Dataset rows:
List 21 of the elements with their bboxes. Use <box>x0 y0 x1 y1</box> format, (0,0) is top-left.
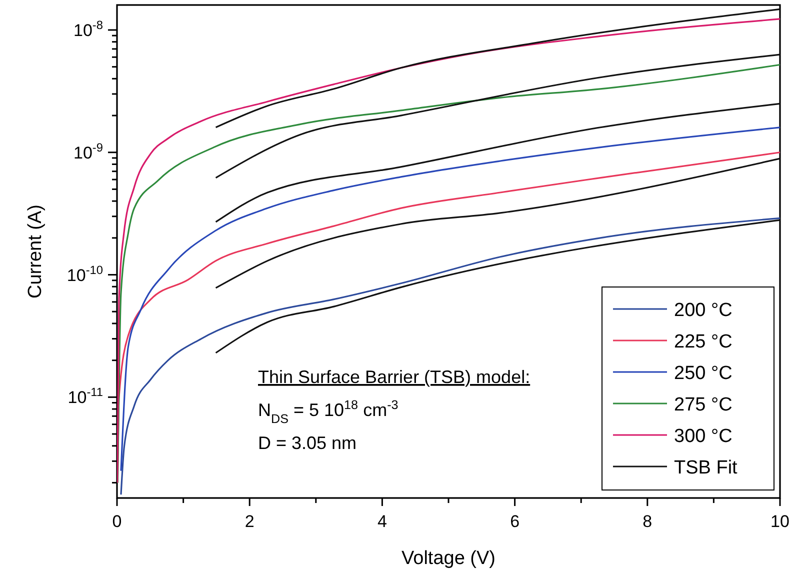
annotation: Thin Surface Barrier (TSB) model: <box>258 367 530 387</box>
legend-label: 225 °C <box>674 332 732 352</box>
legend-label: 200 °C <box>674 300 732 321</box>
x-tick-label: 4 <box>377 512 387 531</box>
y-tick-label: 10$^{-8}$ <box>74 18 104 40</box>
y-tick-label: 10$^{-11}$ <box>68 385 104 408</box>
legend-label: 300 °C <box>674 426 732 447</box>
x-tick-label: 10 <box>770 512 790 531</box>
x-axis-title: Voltage (V) <box>402 548 496 569</box>
x-tick-label: 0 <box>112 512 122 531</box>
legend-label: 250 °C <box>674 363 732 384</box>
annotation: N$_{DS}$ = 5 10$^{18}$ cm$^{-3}$ <box>258 398 398 426</box>
x-tick-label: 2 <box>244 512 254 531</box>
y-tick-label: 10$^{-9}$ <box>74 140 104 162</box>
annotation: D = 3.05 nm <box>258 433 357 453</box>
y-tick-label: 10$^{-10}$ <box>66 262 104 285</box>
x-tick-label: 8 <box>642 512 652 531</box>
legend-label: TSB Fit <box>674 458 738 478</box>
y-axis-title: Current (A) <box>25 204 46 298</box>
x-tick-label: 6 <box>510 512 520 531</box>
legend-label: 275 °C <box>674 394 732 416</box>
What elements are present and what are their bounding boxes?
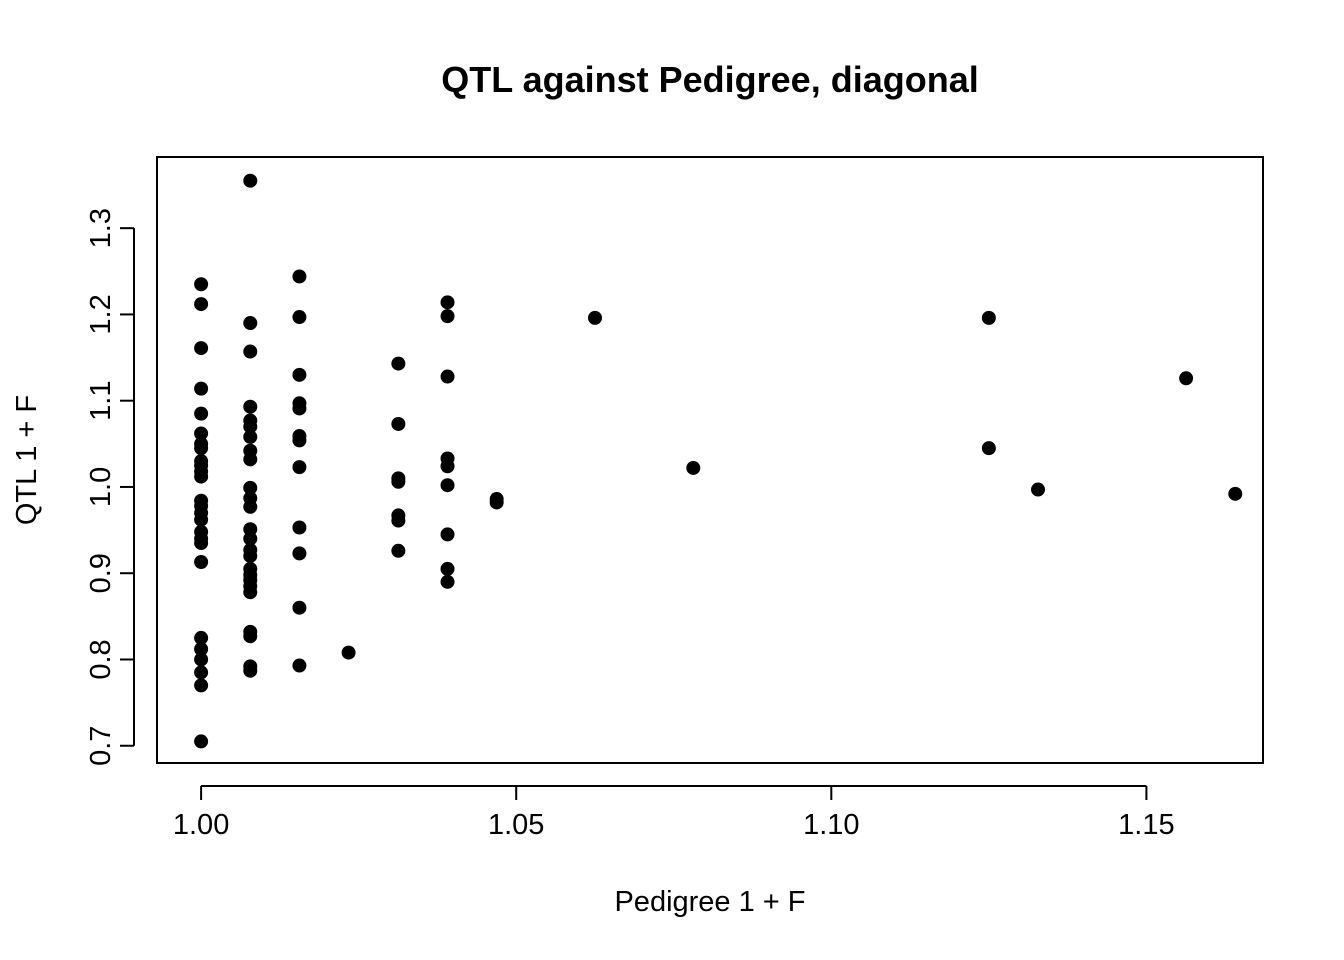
data-point: [243, 429, 258, 444]
data-point: [292, 546, 307, 561]
data-point: [981, 310, 996, 325]
data-point: [292, 367, 307, 382]
data-point: [243, 344, 258, 359]
y-axis-label: QTL 1 + F: [11, 395, 43, 525]
data-point: [194, 297, 209, 312]
x-axis: 1.00 1.05 1.10 1.15: [173, 785, 1175, 841]
y-tick-label: 1.3: [85, 208, 117, 248]
data-point: [243, 480, 258, 495]
y-tick-label: 1.1: [85, 381, 117, 421]
data-point: [391, 513, 406, 528]
data-point: [981, 441, 996, 456]
data-point: [194, 678, 209, 693]
data-point: [243, 531, 258, 546]
data-point: [194, 381, 209, 396]
data-point: [292, 269, 307, 284]
y-tick-label: 0.7: [85, 726, 117, 766]
data-point: [440, 478, 455, 493]
chart-title: QTL against Pedigree, diagonal: [441, 59, 978, 100]
data-point: [391, 416, 406, 431]
x-axis-label: Pedigree 1 + F: [614, 886, 805, 918]
data-point: [489, 495, 504, 510]
data-point: [194, 652, 209, 667]
data-point: [243, 629, 258, 644]
data-point: [243, 173, 258, 188]
data-point: [194, 426, 209, 441]
data-point: [194, 341, 209, 356]
data-point: [440, 574, 455, 589]
data-point: [243, 499, 258, 514]
data-point: [194, 630, 209, 645]
data-point: [194, 665, 209, 680]
data-point: [292, 658, 307, 673]
data-point: [194, 536, 209, 551]
data-point: [194, 406, 209, 421]
data-point: [391, 543, 406, 558]
data-point: [440, 459, 455, 474]
data-point: [686, 460, 701, 475]
data-point: [587, 310, 602, 325]
data-point: [243, 452, 258, 467]
data-point: [194, 555, 209, 570]
y-axis: 0.7 0.8 0.9 1.0 1.1 1.2 1.3: [85, 208, 135, 766]
data-point: [243, 316, 258, 331]
data-point: [1228, 486, 1243, 501]
data-point: [194, 512, 209, 527]
data-point: [440, 369, 455, 384]
data-point: [243, 419, 258, 434]
data-point: [292, 520, 307, 535]
data-point: [440, 309, 455, 324]
x-tick-label: 1.15: [1118, 809, 1174, 841]
data-point: [1031, 482, 1046, 497]
data-point: [194, 642, 209, 657]
data-point: [292, 310, 307, 325]
data-point: [194, 441, 209, 456]
data-point: [292, 460, 307, 475]
x-tick-label: 1.00: [173, 809, 229, 841]
y-tick-label: 1.2: [85, 294, 117, 334]
x-tick-label: 1.10: [803, 809, 859, 841]
data-point: [391, 356, 406, 371]
y-tick-label: 0.9: [85, 553, 117, 593]
data-point: [440, 561, 455, 576]
data-point: [243, 585, 258, 600]
y-tick-label: 1.0: [85, 467, 117, 507]
data-point: [243, 399, 258, 414]
data-point: [292, 600, 307, 615]
plot-frame: [156, 156, 1264, 764]
data-point: [194, 469, 209, 484]
data-points: [194, 173, 1243, 749]
data-point: [341, 645, 356, 660]
data-point: [1179, 371, 1194, 386]
x-tick-label: 1.05: [488, 809, 544, 841]
data-point: [243, 548, 258, 563]
data-point: [440, 295, 455, 310]
data-point: [194, 734, 209, 749]
data-point: [194, 277, 209, 292]
data-point: [391, 474, 406, 489]
data-point: [292, 401, 307, 416]
data-point: [243, 663, 258, 678]
data-point: [440, 527, 455, 542]
y-tick-label: 0.8: [85, 639, 117, 679]
data-point: [292, 433, 307, 448]
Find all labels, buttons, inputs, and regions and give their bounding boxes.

Task to carry out: Copy all of the items above line for line, leaving out the pictures.

Answer in full:
List 21 of the elements with their bboxes. Use <box>x0 y0 x1 y1</box> format, (0,0) is top-left.
annotation: Thin Surface Barrier (TSB) model: <box>258 367 530 387</box>
legend-label: 225 °C <box>674 332 732 352</box>
legend-label: 200 °C <box>674 300 732 321</box>
x-tick-label: 4 <box>377 512 387 531</box>
y-tick-label: 10$^{-8}$ <box>74 18 104 40</box>
y-tick-label: 10$^{-11}$ <box>68 385 104 408</box>
legend-label: 300 °C <box>674 426 732 447</box>
x-tick-label: 10 <box>770 512 790 531</box>
x-axis-title: Voltage (V) <box>402 548 496 569</box>
x-tick-label: 0 <box>112 512 122 531</box>
legend-label: 250 °C <box>674 363 732 384</box>
annotation: N$_{DS}$ = 5 10$^{18}$ cm$^{-3}$ <box>258 398 398 426</box>
x-tick-label: 2 <box>244 512 254 531</box>
y-tick-label: 10$^{-9}$ <box>74 140 104 162</box>
annotation: D = 3.05 nm <box>258 433 357 453</box>
y-tick-label: 10$^{-10}$ <box>66 262 104 285</box>
x-tick-label: 8 <box>642 512 652 531</box>
legend-label: TSB Fit <box>674 458 738 478</box>
y-axis-title: Current (A) <box>25 204 46 298</box>
x-tick-label: 6 <box>510 512 520 531</box>
legend-label: 275 °C <box>674 394 732 416</box>
What elements are present and what are their bounding boxes?
data-point: [243, 429, 258, 444]
data-point: [292, 546, 307, 561]
data-point: [981, 310, 996, 325]
data-point: [292, 367, 307, 382]
data-point: [243, 344, 258, 359]
y-axis-label: QTL 1 + F: [11, 395, 43, 525]
data-point: [194, 297, 209, 312]
x-axis: 1.00 1.05 1.10 1.15: [173, 785, 1175, 841]
y-tick-label: 1.3: [85, 208, 117, 248]
data-point: [243, 480, 258, 495]
y-tick-label: 1.1: [85, 381, 117, 421]
data-point: [391, 513, 406, 528]
data-point: [981, 441, 996, 456]
data-point: [194, 678, 209, 693]
data-point: [243, 531, 258, 546]
data-point: [194, 381, 209, 396]
data-point: [292, 269, 307, 284]
y-tick-label: 0.7: [85, 726, 117, 766]
data-point: [440, 478, 455, 493]
chart-title: QTL against Pedigree, diagonal: [441, 59, 978, 100]
data-point: [391, 416, 406, 431]
x-axis-label: Pedigree 1 + F: [614, 886, 805, 918]
data-point: [489, 495, 504, 510]
data-point: [194, 652, 209, 667]
data-point: [243, 629, 258, 644]
data-point: [243, 173, 258, 188]
data-point: [194, 426, 209, 441]
data-point: [194, 341, 209, 356]
data-point: [440, 574, 455, 589]
data-point: [243, 499, 258, 514]
data-point: [194, 630, 209, 645]
data-point: [194, 665, 209, 680]
data-point: [292, 658, 307, 673]
data-point: [194, 536, 209, 551]
data-point: [194, 406, 209, 421]
data-point: [391, 543, 406, 558]
data-point: [440, 459, 455, 474]
data-point: [686, 460, 701, 475]
data-point: [587, 310, 602, 325]
data-point: [243, 452, 258, 467]
data-point: [194, 555, 209, 570]
y-axis: 0.7 0.8 0.9 1.0 1.1 1.2 1.3: [85, 208, 135, 766]
data-point: [243, 316, 258, 331]
data-point: [1228, 486, 1243, 501]
data-point: [194, 512, 209, 527]
data-point: [440, 369, 455, 384]
data-point: [243, 419, 258, 434]
data-point: [292, 520, 307, 535]
data-point: [440, 309, 455, 324]
x-tick-label: 1.15: [1118, 809, 1174, 841]
data-point: [1031, 482, 1046, 497]
data-point: [194, 642, 209, 657]
data-point: [292, 310, 307, 325]
data-point: [194, 441, 209, 456]
data-point: [292, 460, 307, 475]
x-tick-label: 1.00: [173, 809, 229, 841]
y-tick-label: 1.2: [85, 294, 117, 334]
x-tick-label: 1.10: [803, 809, 859, 841]
data-point: [391, 356, 406, 371]
y-tick-label: 0.9: [85, 553, 117, 593]
data-point: [440, 561, 455, 576]
data-point: [243, 585, 258, 600]
y-tick-label: 1.0: [85, 467, 117, 507]
data-point: [243, 399, 258, 414]
data-point: [292, 600, 307, 615]
plot-frame: [156, 156, 1264, 764]
data-point: [194, 469, 209, 484]
data-points: [194, 173, 1243, 749]
data-point: [341, 645, 356, 660]
data-point: [1179, 371, 1194, 386]
x-tick-label: 1.05: [488, 809, 544, 841]
data-point: [243, 548, 258, 563]
data-point: [440, 295, 455, 310]
data-point: [194, 734, 209, 749]
data-point: [194, 277, 209, 292]
data-point: [391, 474, 406, 489]
data-point: [292, 401, 307, 416]
data-point: [243, 663, 258, 678]
data-point: [440, 527, 455, 542]
y-tick-label: 0.8: [85, 639, 117, 679]
data-point: [292, 433, 307, 448]
Find all labels, buttons, inputs, and regions and give their bounding boxes.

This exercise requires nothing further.